Copy every line of the records below verbatim, from first to last.

━━━━━━━━━━

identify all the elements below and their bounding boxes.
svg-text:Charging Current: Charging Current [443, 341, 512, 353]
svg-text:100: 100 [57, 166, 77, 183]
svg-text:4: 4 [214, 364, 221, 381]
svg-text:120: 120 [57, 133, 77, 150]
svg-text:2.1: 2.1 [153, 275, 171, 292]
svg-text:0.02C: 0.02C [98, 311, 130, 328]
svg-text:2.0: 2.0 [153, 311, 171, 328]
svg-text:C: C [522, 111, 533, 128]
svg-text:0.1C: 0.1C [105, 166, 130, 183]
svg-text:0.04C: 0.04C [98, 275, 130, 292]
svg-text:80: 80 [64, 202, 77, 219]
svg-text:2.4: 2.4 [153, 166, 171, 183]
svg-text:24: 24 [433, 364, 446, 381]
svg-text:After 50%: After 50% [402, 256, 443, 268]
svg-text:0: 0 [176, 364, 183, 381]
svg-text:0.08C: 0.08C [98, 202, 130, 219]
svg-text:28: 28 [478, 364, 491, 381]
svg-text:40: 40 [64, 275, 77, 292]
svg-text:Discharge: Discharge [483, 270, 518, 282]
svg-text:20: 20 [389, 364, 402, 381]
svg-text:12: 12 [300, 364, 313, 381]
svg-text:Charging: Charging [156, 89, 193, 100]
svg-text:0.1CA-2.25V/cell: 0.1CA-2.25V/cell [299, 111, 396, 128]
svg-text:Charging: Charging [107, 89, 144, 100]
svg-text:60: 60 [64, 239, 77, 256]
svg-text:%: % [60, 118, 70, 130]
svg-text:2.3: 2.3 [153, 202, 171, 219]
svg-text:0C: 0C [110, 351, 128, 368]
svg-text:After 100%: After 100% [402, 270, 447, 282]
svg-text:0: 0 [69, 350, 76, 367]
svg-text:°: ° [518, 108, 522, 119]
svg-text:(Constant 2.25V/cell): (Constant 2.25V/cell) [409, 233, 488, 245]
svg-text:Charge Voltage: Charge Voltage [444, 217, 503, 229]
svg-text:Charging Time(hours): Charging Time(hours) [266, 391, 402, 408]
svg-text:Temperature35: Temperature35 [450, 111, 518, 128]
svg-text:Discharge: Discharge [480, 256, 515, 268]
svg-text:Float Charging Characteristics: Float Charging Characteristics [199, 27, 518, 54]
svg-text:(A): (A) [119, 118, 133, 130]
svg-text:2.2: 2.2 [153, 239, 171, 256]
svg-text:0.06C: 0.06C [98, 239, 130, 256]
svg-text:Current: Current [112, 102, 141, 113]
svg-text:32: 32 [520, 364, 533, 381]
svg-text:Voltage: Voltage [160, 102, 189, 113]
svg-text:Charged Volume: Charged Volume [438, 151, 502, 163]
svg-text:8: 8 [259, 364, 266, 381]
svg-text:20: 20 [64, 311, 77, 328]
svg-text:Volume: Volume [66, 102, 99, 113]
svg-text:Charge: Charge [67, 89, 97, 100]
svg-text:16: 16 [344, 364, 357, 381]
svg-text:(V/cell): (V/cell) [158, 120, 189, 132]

━━━━━━━━━━

__EXERCISE RESPONSE__:
identify all the elements below and their bounding boxes.
svg-text:Charging Current: Charging Current [443, 341, 512, 353]
svg-text:100: 100 [57, 166, 77, 183]
svg-text:4: 4 [214, 364, 221, 381]
svg-text:120: 120 [57, 133, 77, 150]
svg-text:2.1: 2.1 [153, 275, 171, 292]
svg-text:0.02C: 0.02C [98, 311, 130, 328]
svg-text:2.0: 2.0 [153, 311, 171, 328]
svg-text:C: C [522, 111, 533, 128]
svg-text:0.1C: 0.1C [105, 166, 130, 183]
svg-text:0.04C: 0.04C [98, 275, 130, 292]
svg-text:80: 80 [64, 202, 77, 219]
svg-text:2.4: 2.4 [153, 166, 171, 183]
svg-text:24: 24 [433, 364, 446, 381]
svg-text:After 50%: After 50% [402, 256, 443, 268]
svg-text:0: 0 [176, 364, 183, 381]
svg-text:0.08C: 0.08C [98, 202, 130, 219]
svg-text:28: 28 [478, 364, 491, 381]
svg-text:40: 40 [64, 275, 77, 292]
svg-text:Discharge: Discharge [483, 270, 518, 282]
svg-text:20: 20 [389, 364, 402, 381]
svg-text:12: 12 [300, 364, 313, 381]
svg-text:Charging: Charging [156, 89, 193, 100]
svg-text:0.1CA-2.25V/cell: 0.1CA-2.25V/cell [299, 111, 396, 128]
svg-text:Charging: Charging [107, 89, 144, 100]
svg-text:60: 60 [64, 239, 77, 256]
svg-text:%: % [60, 118, 70, 130]
svg-text:2.3: 2.3 [153, 202, 171, 219]
svg-text:0C: 0C [110, 351, 128, 368]
svg-text:After 100%: After 100% [402, 270, 447, 282]
svg-text:0: 0 [69, 350, 76, 367]
svg-text:°: ° [518, 108, 522, 119]
svg-text:(Constant 2.25V/cell): (Constant 2.25V/cell) [409, 233, 488, 245]
svg-text:Charge Voltage: Charge Voltage [444, 217, 503, 229]
svg-text:Charging Time(hours): Charging Time(hours) [266, 391, 402, 408]
svg-text:Temperature35: Temperature35 [450, 111, 518, 128]
svg-text:Discharge: Discharge [480, 256, 515, 268]
svg-text:Float Charging Characteristics: Float Charging Characteristics [199, 27, 518, 54]
svg-text:(A): (A) [119, 118, 133, 130]
svg-text:2.2: 2.2 [153, 239, 171, 256]
svg-text:0.06C: 0.06C [98, 239, 130, 256]
svg-text:Current: Current [112, 102, 141, 113]
svg-text:32: 32 [520, 364, 533, 381]
svg-text:Voltage: Voltage [160, 102, 189, 113]
svg-text:Charged Volume: Charged Volume [438, 151, 502, 163]
svg-text:8: 8 [259, 364, 266, 381]
svg-text:20: 20 [64, 311, 77, 328]
svg-text:Volume: Volume [66, 102, 99, 113]
svg-text:Charge: Charge [67, 89, 97, 100]
svg-text:16: 16 [344, 364, 357, 381]
svg-text:(V/cell): (V/cell) [158, 120, 189, 132]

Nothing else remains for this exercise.